> [GOAL OF THE EXERCISE]: Reproduce every entry below precisely; do not include the pictures.

Figure dataset records
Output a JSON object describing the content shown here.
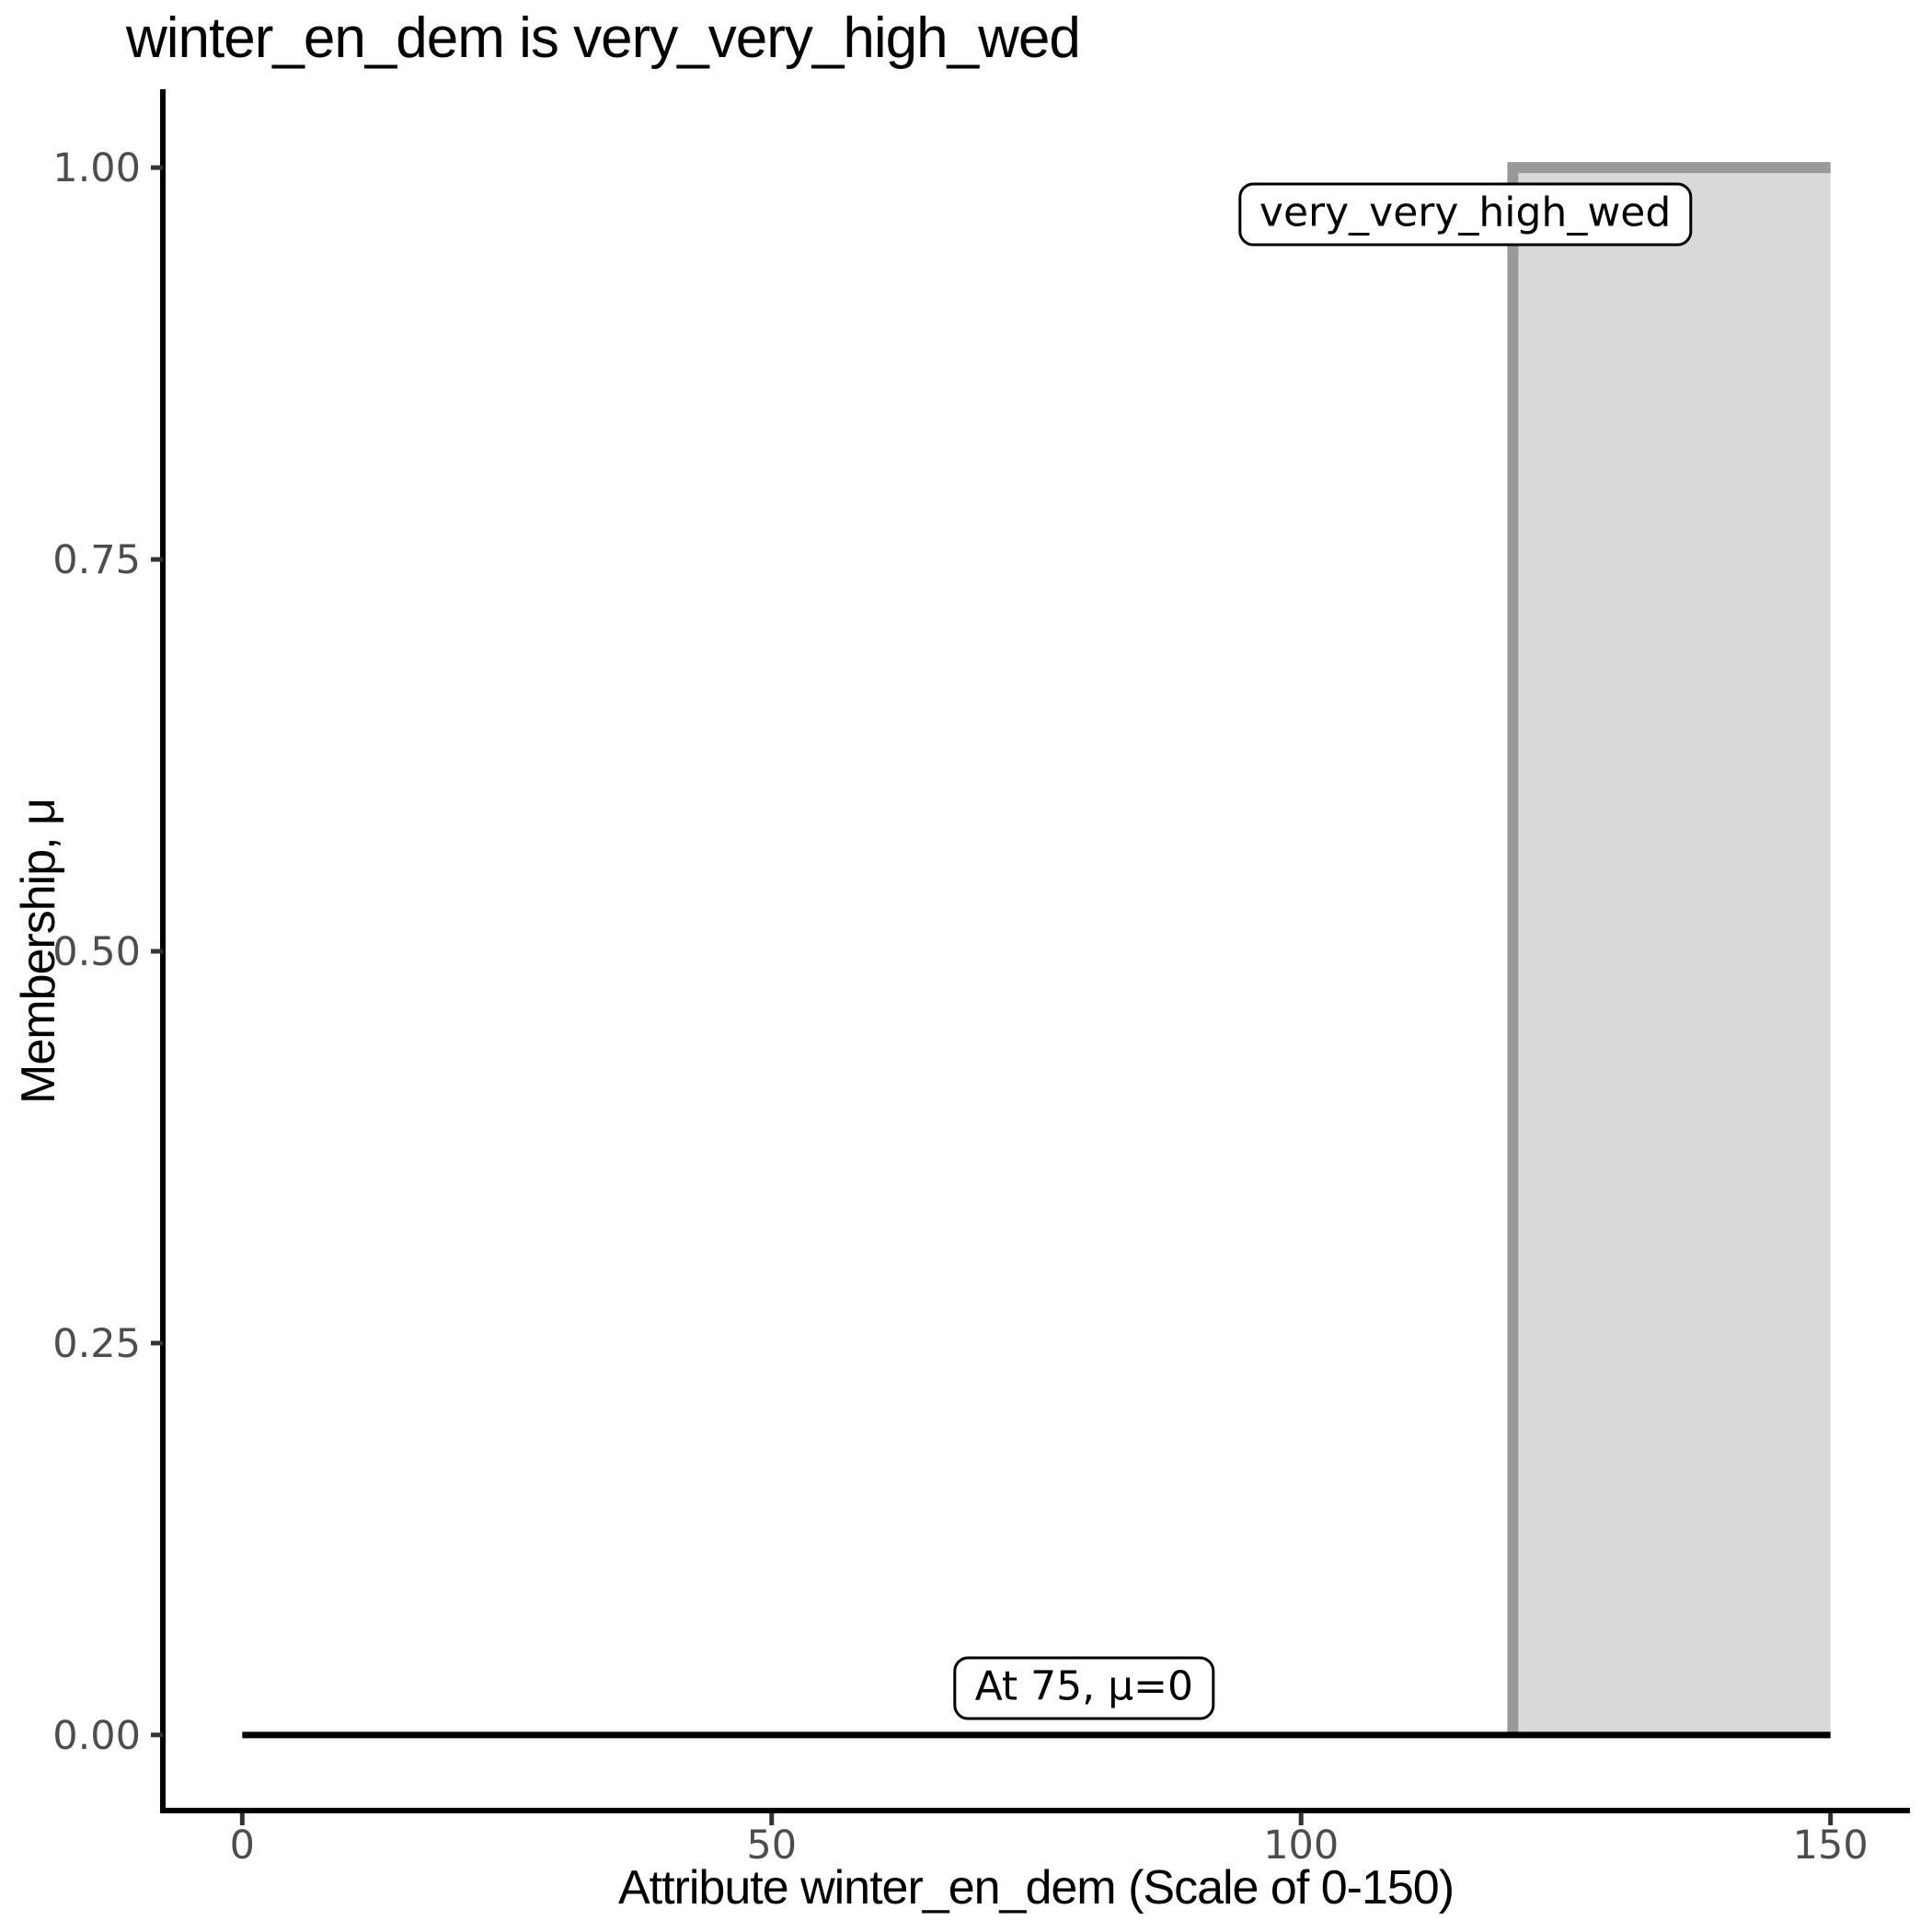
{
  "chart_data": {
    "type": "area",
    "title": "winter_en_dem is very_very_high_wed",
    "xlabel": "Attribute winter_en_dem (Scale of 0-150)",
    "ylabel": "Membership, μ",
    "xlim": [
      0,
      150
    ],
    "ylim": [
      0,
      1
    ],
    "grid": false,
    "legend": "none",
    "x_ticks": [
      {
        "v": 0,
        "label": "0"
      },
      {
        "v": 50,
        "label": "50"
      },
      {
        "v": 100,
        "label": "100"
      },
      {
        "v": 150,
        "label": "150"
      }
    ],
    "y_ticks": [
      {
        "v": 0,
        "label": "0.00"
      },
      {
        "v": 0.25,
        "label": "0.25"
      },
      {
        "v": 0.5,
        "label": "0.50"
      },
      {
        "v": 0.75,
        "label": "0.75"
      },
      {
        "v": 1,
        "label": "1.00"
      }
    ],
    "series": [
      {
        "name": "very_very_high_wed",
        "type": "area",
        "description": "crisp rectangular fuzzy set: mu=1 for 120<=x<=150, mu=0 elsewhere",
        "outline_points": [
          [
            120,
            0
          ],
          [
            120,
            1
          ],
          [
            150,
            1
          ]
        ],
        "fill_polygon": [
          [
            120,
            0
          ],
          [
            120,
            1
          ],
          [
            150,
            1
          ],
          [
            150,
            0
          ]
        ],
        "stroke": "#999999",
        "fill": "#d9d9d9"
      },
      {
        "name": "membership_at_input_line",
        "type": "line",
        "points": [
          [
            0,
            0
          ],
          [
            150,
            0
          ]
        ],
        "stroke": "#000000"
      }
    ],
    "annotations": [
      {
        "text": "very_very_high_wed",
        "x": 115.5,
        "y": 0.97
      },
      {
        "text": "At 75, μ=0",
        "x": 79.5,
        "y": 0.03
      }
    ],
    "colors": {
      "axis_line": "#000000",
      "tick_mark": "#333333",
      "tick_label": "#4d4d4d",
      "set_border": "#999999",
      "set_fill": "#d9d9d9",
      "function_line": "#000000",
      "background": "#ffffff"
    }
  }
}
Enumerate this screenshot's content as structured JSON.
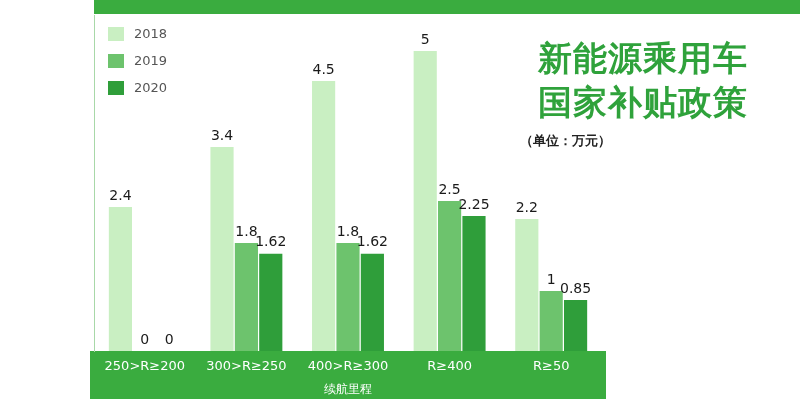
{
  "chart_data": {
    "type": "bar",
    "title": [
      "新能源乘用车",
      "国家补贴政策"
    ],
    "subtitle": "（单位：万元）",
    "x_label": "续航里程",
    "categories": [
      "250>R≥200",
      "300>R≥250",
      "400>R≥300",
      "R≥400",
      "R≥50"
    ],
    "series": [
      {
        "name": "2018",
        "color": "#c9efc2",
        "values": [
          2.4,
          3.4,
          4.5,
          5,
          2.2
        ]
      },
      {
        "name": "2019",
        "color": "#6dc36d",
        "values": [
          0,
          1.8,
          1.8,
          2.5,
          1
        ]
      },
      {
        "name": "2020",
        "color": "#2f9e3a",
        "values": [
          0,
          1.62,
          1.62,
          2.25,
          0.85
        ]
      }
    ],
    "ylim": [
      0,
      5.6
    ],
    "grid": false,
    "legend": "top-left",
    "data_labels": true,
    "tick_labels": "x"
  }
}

> [FINAL RESULT]:
Output a JSON object describing the content shown here.
{
  "chart_data": {
    "type": "area",
    "title": "winter_en_dem is very_very_high_wed",
    "xlabel": "Attribute winter_en_dem (Scale of 0-150)",
    "ylabel": "Membership, μ",
    "xlim": [
      0,
      150
    ],
    "ylim": [
      0,
      1
    ],
    "grid": false,
    "legend": "none",
    "x_ticks": [
      {
        "v": 0,
        "label": "0"
      },
      {
        "v": 50,
        "label": "50"
      },
      {
        "v": 100,
        "label": "100"
      },
      {
        "v": 150,
        "label": "150"
      }
    ],
    "y_ticks": [
      {
        "v": 0,
        "label": "0.00"
      },
      {
        "v": 0.25,
        "label": "0.25"
      },
      {
        "v": 0.5,
        "label": "0.50"
      },
      {
        "v": 0.75,
        "label": "0.75"
      },
      {
        "v": 1,
        "label": "1.00"
      }
    ],
    "series": [
      {
        "name": "very_very_high_wed",
        "type": "area",
        "description": "crisp rectangular fuzzy set: mu=1 for 120<=x<=150, mu=0 elsewhere",
        "outline_points": [
          [
            120,
            0
          ],
          [
            120,
            1
          ],
          [
            150,
            1
          ]
        ],
        "fill_polygon": [
          [
            120,
            0
          ],
          [
            120,
            1
          ],
          [
            150,
            1
          ],
          [
            150,
            0
          ]
        ],
        "stroke": "#999999",
        "fill": "#d9d9d9"
      },
      {
        "name": "membership_at_input_line",
        "type": "line",
        "points": [
          [
            0,
            0
          ],
          [
            150,
            0
          ]
        ],
        "stroke": "#000000"
      }
    ],
    "annotations": [
      {
        "text": "very_very_high_wed",
        "x": 115.5,
        "y": 0.97
      },
      {
        "text": "At 75, μ=0",
        "x": 79.5,
        "y": 0.03
      }
    ],
    "colors": {
      "axis_line": "#000000",
      "tick_mark": "#333333",
      "tick_label": "#4d4d4d",
      "set_border": "#999999",
      "set_fill": "#d9d9d9",
      "function_line": "#000000",
      "background": "#ffffff"
    }
  }
}
Enumerate this screenshot's content as structured JSON.
{
  "chart_data": {
    "type": "bar",
    "title": [
      "新能源乘用车",
      "国家补贴政策"
    ],
    "subtitle": "（单位：万元）",
    "x_label": "续航里程",
    "categories": [
      "250>R≥200",
      "300>R≥250",
      "400>R≥300",
      "R≥400",
      "R≥50"
    ],
    "series": [
      {
        "name": "2018",
        "color": "#c9efc2",
        "values": [
          2.4,
          3.4,
          4.5,
          5,
          2.2
        ]
      },
      {
        "name": "2019",
        "color": "#6dc36d",
        "values": [
          0,
          1.8,
          1.8,
          2.5,
          1
        ]
      },
      {
        "name": "2020",
        "color": "#2f9e3a",
        "values": [
          0,
          1.62,
          1.62,
          2.25,
          0.85
        ]
      }
    ],
    "ylim": [
      0,
      5.6
    ],
    "grid": false,
    "legend": "top-left",
    "data_labels": true,
    "tick_labels": "x"
  }
}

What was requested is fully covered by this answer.